## Required task:
Check every line below for the string "ฐมนตร", and copy the lines that contain it.
• • • • •
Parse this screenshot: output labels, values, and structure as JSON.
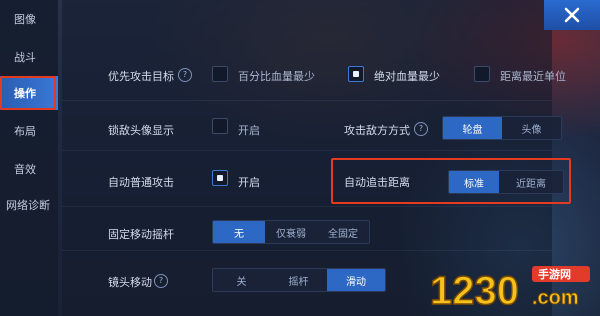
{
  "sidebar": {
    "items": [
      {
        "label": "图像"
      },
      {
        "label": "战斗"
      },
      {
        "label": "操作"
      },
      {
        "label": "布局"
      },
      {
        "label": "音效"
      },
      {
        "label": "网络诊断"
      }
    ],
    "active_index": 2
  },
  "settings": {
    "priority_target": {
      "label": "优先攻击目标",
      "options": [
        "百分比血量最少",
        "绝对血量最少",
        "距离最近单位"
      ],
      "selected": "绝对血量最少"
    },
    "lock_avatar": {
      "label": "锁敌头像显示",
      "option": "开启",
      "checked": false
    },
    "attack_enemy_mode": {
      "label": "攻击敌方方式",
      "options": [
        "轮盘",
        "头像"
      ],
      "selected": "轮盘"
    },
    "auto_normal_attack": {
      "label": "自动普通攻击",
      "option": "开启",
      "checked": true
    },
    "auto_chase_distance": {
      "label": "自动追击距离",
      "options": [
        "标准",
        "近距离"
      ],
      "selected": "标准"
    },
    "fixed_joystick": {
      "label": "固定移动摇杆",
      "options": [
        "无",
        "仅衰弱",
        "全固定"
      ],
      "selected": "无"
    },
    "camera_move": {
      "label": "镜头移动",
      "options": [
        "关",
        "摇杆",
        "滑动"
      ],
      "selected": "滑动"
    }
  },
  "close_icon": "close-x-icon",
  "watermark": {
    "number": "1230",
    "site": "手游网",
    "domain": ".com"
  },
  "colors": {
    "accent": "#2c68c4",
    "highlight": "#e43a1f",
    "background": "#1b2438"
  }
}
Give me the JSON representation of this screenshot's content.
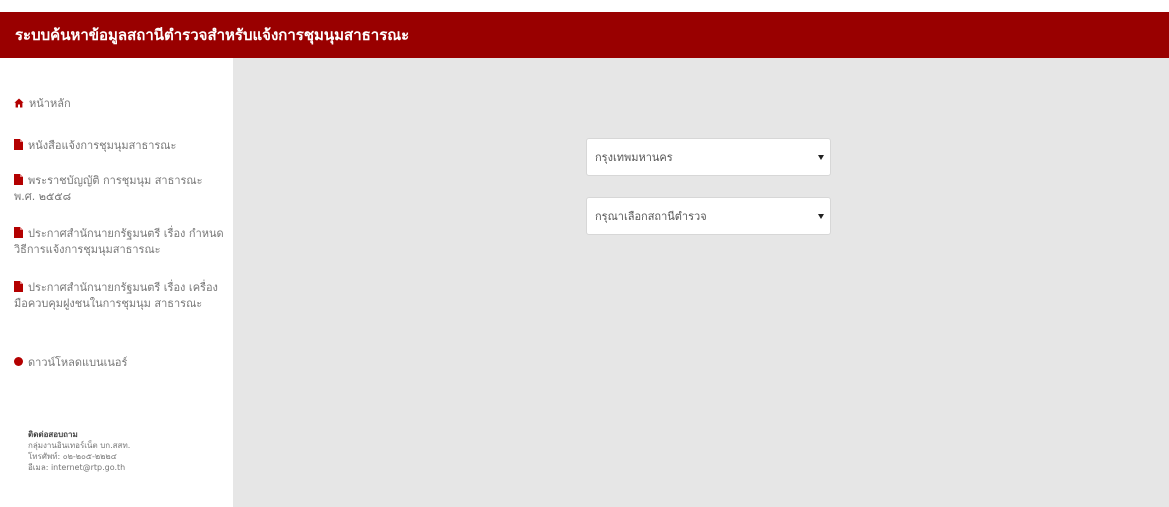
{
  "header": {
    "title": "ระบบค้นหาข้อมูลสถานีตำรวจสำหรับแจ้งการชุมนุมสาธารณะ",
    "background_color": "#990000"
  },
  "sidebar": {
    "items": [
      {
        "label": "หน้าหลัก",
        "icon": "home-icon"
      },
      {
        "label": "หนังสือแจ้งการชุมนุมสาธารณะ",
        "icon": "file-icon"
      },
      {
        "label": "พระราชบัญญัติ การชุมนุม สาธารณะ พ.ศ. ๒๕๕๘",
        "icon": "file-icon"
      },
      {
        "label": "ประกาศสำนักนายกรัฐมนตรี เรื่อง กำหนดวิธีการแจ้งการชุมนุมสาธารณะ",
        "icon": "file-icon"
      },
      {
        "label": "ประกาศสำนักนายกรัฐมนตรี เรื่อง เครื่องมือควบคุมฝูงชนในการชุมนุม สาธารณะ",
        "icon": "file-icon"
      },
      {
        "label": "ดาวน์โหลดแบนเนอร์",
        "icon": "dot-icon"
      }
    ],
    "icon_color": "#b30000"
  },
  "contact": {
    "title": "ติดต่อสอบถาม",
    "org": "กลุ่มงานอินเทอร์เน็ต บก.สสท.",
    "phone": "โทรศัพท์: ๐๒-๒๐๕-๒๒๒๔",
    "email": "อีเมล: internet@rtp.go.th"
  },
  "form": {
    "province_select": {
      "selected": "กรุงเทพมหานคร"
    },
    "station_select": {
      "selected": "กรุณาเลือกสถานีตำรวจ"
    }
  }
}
• • • • •
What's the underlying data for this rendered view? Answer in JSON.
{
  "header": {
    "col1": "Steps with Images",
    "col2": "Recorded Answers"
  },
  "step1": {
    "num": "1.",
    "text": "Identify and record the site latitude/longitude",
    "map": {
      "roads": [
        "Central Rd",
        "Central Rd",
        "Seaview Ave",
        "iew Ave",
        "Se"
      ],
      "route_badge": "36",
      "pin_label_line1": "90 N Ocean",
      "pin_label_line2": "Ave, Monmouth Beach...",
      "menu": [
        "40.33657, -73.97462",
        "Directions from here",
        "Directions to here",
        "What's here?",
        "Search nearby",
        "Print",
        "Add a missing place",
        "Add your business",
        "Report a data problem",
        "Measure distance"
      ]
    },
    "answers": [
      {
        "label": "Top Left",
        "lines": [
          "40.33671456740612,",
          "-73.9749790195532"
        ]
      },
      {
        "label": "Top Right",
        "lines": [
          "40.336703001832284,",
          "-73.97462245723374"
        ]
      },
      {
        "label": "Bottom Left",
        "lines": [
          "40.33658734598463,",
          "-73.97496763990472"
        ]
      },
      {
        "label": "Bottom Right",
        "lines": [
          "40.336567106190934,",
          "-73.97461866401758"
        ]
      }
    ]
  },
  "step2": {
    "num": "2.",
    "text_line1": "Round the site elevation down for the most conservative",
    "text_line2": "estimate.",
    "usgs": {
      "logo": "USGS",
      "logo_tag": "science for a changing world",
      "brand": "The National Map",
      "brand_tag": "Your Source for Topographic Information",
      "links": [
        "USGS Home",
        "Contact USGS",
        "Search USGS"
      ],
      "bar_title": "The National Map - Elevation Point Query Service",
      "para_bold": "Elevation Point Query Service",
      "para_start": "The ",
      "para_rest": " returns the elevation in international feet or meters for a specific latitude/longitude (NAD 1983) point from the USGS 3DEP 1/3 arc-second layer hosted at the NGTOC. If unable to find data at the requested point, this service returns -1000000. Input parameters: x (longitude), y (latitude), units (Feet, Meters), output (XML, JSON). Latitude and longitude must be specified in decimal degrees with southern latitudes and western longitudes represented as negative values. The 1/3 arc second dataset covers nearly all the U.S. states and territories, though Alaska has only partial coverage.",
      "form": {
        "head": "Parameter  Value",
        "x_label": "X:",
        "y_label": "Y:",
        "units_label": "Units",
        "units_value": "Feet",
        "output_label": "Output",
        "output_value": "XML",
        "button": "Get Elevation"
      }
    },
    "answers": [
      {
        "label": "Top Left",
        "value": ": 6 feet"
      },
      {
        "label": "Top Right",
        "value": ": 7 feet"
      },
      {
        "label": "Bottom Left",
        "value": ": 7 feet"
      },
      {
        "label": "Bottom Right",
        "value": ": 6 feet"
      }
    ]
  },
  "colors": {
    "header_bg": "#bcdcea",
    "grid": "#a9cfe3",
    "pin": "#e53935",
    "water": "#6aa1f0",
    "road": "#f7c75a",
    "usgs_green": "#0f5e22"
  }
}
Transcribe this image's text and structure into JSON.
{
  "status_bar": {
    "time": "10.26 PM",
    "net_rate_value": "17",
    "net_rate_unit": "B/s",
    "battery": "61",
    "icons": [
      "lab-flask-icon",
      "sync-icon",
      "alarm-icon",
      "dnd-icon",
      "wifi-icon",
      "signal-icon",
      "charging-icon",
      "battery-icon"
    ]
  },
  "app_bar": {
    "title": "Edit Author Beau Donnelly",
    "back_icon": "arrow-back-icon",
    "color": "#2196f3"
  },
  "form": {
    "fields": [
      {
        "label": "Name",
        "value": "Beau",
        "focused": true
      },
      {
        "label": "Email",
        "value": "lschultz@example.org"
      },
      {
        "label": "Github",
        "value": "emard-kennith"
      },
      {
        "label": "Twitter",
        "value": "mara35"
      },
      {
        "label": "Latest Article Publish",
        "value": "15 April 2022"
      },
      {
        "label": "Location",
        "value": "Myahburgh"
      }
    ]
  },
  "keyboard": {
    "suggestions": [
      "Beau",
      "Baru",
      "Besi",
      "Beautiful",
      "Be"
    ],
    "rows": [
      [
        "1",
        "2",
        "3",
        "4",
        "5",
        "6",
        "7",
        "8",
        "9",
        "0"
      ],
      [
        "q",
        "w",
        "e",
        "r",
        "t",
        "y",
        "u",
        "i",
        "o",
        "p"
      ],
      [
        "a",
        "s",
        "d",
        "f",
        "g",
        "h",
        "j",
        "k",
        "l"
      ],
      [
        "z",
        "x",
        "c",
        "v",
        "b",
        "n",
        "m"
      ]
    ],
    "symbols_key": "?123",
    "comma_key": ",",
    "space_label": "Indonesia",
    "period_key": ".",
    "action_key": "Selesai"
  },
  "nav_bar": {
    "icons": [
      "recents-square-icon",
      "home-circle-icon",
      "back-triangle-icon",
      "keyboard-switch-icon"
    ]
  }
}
• • • • •
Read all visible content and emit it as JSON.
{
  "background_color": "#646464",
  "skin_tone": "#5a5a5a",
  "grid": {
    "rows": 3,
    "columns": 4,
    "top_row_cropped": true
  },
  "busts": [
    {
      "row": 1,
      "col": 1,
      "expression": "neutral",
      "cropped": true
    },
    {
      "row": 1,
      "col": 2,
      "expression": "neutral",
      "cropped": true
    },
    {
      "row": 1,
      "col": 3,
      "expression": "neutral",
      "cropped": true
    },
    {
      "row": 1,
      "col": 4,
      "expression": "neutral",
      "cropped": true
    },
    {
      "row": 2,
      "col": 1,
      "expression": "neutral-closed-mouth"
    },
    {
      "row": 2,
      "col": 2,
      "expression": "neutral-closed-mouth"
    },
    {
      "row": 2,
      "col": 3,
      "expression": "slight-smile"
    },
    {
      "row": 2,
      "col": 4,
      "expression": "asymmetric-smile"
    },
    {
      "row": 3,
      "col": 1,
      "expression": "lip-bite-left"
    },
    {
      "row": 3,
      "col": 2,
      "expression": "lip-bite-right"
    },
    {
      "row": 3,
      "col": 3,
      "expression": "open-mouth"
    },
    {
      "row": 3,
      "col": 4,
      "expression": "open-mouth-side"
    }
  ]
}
• • • • •
## Complete output:
        "label": "ประกาศสำนักนายกรัฐมนตรี เรื่อง กำหนดวิธีการแจ้งการชุมนุมสาธารณะ",
        "label": "ประกาศสำนักนายกรัฐมนตรี เรื่อง เครื่องมือควบคุมฝูงชนในการชุมนุม สาธารณะ",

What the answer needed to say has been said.